* Entries supplied
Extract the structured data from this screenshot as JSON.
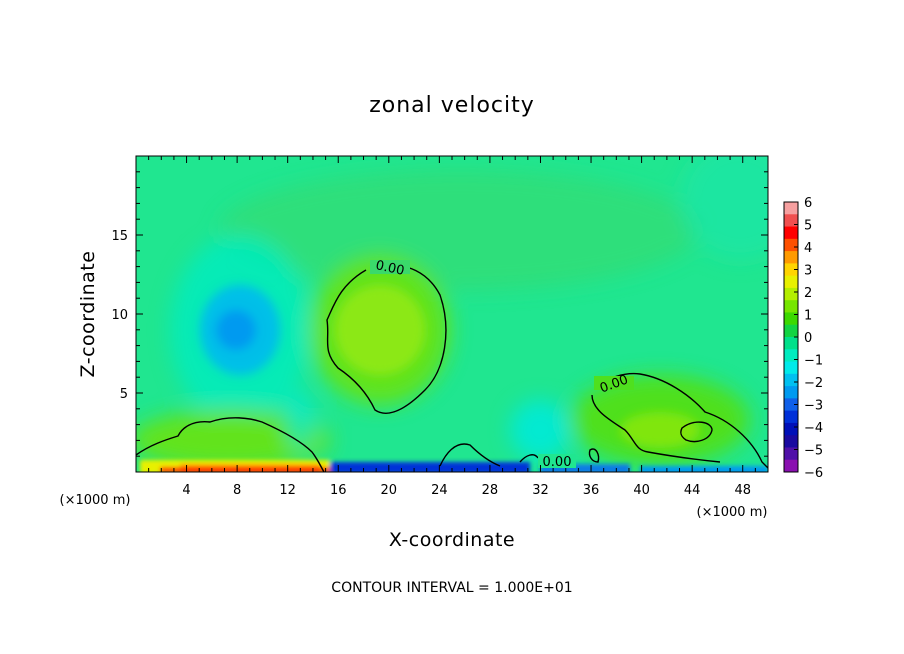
{
  "chart_data": {
    "type": "heatmap",
    "title": "zonal velocity",
    "xlabel": "X-coordinate",
    "ylabel": "Z-coordinate",
    "x_unit": "(×1000 m)",
    "z_unit": "(×1000 m)",
    "xlim": [
      0,
      50
    ],
    "ylim": [
      0,
      20
    ],
    "x_ticks": [
      4,
      8,
      12,
      16,
      20,
      24,
      28,
      32,
      36,
      40,
      44,
      48
    ],
    "y_ticks": [
      5,
      10,
      15
    ],
    "colorbar": {
      "ticks": [
        6,
        5,
        4,
        3,
        2,
        1,
        0,
        -1,
        -2,
        -3,
        -4,
        -5,
        -6
      ],
      "range": [
        -6,
        6
      ],
      "colors": [
        "#f6a0a0",
        "#f05050",
        "#ff0000",
        "#ff5000",
        "#ff9a00",
        "#ffd400",
        "#e8f000",
        "#b4ee00",
        "#76e600",
        "#3cd900",
        "#12d442",
        "#00e08a",
        "#00ecc0",
        "#00eaea",
        "#00c0f0",
        "#009af0",
        "#1060e8",
        "#0030d8",
        "#0010b8",
        "#1a0aa0",
        "#5010a8",
        "#8a10b0"
      ]
    },
    "field_features": [
      {
        "name": "negative-core-upper-left",
        "x": 9,
        "z": 9,
        "value": -2.5
      },
      {
        "name": "positive-cell-center",
        "x": 19,
        "z": 8.5,
        "value": 0.8
      },
      {
        "name": "positive-cell-right",
        "x": 42,
        "z": 3,
        "value": 0.5
      },
      {
        "name": "surface-jet-strong-positive",
        "x": 9,
        "z": 0.2,
        "value": 4
      },
      {
        "name": "surface-strong-negative",
        "x": 22,
        "z": 0.2,
        "value": -5
      }
    ],
    "contour_labels": [
      "0.00",
      "0.00",
      "0.00"
    ],
    "contour_interval": "CONTOUR INTERVAL = 1.000E+01"
  }
}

* Request
Make an exact copy of every entry above, minus the images.

* Solved exercise
Extract the structured data from this screenshot as JSON.
{
  "chart_data": {
    "type": "heatmap",
    "title": "zonal velocity",
    "xlabel": "X-coordinate",
    "ylabel": "Z-coordinate",
    "x_unit": "(×1000 m)",
    "z_unit": "(×1000 m)",
    "xlim": [
      0,
      50
    ],
    "ylim": [
      0,
      20
    ],
    "x_ticks": [
      4,
      8,
      12,
      16,
      20,
      24,
      28,
      32,
      36,
      40,
      44,
      48
    ],
    "y_ticks": [
      5,
      10,
      15
    ],
    "colorbar": {
      "ticks": [
        6,
        5,
        4,
        3,
        2,
        1,
        0,
        -1,
        -2,
        -3,
        -4,
        -5,
        -6
      ],
      "range": [
        -6,
        6
      ],
      "colors": [
        "#f6a0a0",
        "#f05050",
        "#ff0000",
        "#ff5000",
        "#ff9a00",
        "#ffd400",
        "#e8f000",
        "#b4ee00",
        "#76e600",
        "#3cd900",
        "#12d442",
        "#00e08a",
        "#00ecc0",
        "#00eaea",
        "#00c0f0",
        "#009af0",
        "#1060e8",
        "#0030d8",
        "#0010b8",
        "#1a0aa0",
        "#5010a8",
        "#8a10b0"
      ]
    },
    "field_features": [
      {
        "name": "negative-core-upper-left",
        "x": 9,
        "z": 9,
        "value": -2.5
      },
      {
        "name": "positive-cell-center",
        "x": 19,
        "z": 8.5,
        "value": 0.8
      },
      {
        "name": "positive-cell-right",
        "x": 42,
        "z": 3,
        "value": 0.5
      },
      {
        "name": "surface-jet-strong-positive",
        "x": 9,
        "z": 0.2,
        "value": 4
      },
      {
        "name": "surface-strong-negative",
        "x": 22,
        "z": 0.2,
        "value": -5
      }
    ],
    "contour_labels": [
      "0.00",
      "0.00",
      "0.00"
    ],
    "contour_interval": "CONTOUR INTERVAL = 1.000E+01"
  }
}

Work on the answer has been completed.